▸ **What is expected**: Extract, from the listing that follows, each line containing the word "this".
===== Dataset extract
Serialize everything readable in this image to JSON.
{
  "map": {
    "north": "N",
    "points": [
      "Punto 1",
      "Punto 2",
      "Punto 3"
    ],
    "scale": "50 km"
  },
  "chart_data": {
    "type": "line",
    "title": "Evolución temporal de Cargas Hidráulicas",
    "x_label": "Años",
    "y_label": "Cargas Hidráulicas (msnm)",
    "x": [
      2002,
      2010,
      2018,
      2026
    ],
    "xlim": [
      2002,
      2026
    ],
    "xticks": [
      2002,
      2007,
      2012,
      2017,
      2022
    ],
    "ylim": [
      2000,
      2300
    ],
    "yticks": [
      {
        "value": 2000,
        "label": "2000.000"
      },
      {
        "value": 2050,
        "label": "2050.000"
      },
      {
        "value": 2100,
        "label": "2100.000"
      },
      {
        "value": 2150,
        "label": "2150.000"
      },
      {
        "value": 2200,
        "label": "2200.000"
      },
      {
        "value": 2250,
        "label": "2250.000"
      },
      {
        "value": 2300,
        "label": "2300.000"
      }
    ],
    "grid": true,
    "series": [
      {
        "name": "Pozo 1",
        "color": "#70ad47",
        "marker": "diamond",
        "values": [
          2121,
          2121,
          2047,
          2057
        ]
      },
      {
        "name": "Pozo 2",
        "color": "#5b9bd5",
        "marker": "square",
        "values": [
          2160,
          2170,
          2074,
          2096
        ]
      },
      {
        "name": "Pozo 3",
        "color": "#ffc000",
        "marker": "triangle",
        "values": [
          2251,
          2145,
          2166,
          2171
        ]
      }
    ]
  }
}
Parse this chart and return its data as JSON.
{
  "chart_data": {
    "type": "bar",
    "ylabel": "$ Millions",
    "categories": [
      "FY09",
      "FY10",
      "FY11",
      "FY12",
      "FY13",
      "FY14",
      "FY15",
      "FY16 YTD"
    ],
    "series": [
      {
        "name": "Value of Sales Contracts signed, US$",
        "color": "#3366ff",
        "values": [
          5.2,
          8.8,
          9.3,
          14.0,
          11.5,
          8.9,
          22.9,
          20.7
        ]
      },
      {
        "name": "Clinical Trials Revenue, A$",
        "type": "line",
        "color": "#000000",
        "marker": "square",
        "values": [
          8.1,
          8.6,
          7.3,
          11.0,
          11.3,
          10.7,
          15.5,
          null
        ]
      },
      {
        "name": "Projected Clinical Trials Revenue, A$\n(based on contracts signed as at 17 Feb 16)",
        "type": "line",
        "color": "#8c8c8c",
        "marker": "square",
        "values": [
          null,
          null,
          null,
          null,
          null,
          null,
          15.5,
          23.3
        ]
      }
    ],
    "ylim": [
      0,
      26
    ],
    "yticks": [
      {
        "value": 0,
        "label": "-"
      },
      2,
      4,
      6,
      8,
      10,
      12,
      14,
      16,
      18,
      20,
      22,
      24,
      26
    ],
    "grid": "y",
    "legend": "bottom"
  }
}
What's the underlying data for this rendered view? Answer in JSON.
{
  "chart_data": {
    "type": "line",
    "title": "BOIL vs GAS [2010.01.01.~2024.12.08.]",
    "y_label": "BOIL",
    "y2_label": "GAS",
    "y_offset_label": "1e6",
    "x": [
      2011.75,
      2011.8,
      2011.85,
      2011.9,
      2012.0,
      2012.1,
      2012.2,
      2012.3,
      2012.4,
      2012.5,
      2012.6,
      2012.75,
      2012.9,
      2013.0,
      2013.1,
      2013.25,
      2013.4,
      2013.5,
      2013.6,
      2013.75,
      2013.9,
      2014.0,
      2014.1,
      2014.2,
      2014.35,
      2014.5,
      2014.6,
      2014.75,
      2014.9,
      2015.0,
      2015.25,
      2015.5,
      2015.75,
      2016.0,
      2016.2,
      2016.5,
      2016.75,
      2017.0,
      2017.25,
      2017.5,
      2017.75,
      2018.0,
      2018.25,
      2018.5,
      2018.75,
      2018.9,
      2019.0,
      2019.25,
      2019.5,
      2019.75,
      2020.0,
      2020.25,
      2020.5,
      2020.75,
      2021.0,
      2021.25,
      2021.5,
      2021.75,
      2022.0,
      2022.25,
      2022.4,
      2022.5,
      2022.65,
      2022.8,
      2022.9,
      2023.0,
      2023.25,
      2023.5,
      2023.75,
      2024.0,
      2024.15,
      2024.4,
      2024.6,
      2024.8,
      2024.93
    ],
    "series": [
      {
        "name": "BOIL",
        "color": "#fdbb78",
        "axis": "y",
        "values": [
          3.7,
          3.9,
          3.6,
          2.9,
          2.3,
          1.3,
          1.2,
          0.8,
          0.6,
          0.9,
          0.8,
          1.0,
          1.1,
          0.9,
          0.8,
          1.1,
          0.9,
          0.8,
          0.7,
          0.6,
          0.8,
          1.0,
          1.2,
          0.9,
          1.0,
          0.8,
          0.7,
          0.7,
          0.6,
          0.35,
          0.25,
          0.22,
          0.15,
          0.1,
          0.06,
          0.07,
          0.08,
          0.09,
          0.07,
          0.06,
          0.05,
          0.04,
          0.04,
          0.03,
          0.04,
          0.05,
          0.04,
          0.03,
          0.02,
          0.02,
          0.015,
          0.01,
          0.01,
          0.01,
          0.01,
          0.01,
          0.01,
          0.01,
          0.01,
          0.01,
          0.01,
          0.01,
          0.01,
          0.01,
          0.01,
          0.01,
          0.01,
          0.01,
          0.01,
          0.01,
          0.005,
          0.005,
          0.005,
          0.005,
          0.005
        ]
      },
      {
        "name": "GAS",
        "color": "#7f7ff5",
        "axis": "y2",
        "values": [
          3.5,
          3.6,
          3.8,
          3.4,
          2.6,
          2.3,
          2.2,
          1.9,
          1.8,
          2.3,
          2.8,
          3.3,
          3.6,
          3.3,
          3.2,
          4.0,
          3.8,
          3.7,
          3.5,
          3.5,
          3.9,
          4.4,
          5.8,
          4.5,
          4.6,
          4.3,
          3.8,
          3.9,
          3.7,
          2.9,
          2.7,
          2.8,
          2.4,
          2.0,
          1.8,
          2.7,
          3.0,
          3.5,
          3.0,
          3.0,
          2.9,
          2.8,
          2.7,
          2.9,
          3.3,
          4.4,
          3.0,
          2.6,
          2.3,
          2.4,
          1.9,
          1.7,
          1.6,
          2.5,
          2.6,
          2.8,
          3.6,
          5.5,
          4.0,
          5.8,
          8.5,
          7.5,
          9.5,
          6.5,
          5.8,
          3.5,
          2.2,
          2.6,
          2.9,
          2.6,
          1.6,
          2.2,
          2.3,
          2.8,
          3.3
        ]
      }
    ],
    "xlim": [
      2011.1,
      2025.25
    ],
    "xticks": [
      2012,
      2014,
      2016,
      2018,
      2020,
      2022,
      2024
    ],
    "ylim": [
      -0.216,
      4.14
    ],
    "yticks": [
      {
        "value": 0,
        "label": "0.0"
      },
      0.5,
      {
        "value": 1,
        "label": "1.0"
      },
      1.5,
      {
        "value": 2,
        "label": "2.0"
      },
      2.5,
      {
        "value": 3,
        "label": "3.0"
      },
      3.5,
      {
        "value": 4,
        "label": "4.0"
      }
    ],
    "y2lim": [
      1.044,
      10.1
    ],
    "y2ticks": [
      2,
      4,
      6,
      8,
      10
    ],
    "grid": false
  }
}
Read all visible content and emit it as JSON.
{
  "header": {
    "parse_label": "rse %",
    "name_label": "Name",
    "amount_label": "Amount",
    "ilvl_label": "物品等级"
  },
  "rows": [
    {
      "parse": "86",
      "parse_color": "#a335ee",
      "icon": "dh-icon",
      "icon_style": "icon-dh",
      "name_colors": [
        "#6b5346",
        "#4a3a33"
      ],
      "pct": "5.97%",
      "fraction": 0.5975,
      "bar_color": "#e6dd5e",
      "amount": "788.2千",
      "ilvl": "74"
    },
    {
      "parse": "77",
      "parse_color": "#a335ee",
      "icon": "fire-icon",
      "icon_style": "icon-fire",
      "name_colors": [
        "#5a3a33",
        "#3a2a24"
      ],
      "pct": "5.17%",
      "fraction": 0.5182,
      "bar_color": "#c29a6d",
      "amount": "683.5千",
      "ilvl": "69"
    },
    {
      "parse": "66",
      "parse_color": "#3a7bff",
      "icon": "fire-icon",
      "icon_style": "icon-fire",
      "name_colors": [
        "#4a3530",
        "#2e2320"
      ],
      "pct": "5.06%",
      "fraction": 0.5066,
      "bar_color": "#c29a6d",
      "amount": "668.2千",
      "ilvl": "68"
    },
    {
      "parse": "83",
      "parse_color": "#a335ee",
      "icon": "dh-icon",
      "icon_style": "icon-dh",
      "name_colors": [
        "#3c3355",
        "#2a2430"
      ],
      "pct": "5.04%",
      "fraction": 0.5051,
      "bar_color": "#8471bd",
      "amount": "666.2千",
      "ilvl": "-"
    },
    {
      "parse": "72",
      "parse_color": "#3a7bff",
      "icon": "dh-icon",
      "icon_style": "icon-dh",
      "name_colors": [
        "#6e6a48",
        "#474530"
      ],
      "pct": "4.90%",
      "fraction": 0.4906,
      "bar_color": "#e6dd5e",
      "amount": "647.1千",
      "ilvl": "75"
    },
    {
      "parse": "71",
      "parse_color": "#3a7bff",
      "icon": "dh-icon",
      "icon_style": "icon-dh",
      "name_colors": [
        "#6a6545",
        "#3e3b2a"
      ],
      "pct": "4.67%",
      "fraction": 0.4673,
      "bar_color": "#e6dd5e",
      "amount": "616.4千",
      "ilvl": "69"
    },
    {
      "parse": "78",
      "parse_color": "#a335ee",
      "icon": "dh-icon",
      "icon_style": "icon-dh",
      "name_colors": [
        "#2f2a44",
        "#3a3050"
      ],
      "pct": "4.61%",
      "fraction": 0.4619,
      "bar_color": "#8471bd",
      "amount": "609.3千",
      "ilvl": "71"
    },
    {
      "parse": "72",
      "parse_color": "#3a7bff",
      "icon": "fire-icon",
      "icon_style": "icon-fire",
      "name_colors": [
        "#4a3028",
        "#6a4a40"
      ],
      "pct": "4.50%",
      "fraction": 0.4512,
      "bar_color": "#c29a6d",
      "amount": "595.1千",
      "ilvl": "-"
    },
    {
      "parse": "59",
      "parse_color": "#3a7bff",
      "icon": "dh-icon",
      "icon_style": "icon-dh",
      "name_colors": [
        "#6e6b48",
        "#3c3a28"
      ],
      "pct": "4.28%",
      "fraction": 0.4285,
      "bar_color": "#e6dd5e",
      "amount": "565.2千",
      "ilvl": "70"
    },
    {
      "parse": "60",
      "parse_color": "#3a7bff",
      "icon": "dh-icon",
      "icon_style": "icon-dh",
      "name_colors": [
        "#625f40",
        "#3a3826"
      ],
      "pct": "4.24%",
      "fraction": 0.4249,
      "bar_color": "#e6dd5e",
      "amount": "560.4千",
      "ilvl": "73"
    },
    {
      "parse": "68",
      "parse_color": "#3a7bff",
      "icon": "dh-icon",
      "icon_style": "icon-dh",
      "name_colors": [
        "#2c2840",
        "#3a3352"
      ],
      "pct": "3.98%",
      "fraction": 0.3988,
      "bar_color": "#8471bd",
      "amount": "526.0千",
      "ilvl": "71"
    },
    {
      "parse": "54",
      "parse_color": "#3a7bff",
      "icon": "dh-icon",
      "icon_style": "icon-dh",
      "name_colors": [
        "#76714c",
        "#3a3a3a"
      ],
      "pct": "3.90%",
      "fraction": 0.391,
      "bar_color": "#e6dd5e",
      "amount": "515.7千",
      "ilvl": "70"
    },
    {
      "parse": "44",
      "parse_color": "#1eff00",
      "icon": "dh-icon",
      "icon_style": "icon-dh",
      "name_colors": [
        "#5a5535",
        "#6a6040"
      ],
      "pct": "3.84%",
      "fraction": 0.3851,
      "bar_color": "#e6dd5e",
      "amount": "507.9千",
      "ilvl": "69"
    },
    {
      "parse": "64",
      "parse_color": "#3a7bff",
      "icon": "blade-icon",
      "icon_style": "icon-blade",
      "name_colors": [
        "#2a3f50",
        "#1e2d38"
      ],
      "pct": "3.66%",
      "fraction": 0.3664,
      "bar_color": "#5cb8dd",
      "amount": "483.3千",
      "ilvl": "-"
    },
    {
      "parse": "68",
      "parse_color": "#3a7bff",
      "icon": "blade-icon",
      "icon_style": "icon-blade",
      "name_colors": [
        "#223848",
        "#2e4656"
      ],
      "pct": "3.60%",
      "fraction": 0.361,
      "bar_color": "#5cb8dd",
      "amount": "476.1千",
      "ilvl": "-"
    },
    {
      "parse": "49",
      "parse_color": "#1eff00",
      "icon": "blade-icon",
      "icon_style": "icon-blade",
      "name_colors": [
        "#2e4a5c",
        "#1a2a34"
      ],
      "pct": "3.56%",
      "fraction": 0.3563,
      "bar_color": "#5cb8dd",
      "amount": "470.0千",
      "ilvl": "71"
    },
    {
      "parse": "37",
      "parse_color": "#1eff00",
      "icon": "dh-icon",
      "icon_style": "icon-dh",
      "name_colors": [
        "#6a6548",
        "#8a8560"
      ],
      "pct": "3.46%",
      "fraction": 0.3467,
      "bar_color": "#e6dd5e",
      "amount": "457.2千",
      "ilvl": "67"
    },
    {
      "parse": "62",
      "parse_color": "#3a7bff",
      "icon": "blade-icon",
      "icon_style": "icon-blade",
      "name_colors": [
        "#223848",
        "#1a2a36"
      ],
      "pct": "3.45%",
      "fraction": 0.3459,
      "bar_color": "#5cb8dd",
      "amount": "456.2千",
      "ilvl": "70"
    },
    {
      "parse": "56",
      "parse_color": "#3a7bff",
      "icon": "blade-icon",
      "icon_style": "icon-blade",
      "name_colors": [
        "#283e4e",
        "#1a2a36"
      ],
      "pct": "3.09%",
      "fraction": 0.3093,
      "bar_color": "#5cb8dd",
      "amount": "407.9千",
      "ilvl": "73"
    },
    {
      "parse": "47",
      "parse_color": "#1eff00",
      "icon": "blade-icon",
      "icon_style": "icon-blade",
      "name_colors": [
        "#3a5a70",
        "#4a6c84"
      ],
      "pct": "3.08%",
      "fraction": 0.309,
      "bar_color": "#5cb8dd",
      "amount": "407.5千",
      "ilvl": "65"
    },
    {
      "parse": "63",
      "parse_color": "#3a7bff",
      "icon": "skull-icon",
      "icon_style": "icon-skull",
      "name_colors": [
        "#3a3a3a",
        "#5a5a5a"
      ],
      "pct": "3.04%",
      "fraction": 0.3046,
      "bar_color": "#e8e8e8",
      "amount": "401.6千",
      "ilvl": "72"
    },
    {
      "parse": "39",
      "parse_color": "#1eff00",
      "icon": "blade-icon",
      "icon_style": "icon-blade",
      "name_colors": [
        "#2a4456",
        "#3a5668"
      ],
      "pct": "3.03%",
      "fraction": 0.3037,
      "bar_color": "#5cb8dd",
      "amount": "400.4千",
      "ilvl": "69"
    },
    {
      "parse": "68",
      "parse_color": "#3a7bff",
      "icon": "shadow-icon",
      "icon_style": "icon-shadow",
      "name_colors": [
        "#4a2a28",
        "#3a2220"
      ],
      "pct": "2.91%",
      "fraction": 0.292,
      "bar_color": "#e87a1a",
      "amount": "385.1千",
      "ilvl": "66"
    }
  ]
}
==========
▸ **Expected output**:
Serialize everything readable in this image to JSON.
Parse this chart and return its data as JSON.
What's the underlying data for this rendered view? Answer in JSON.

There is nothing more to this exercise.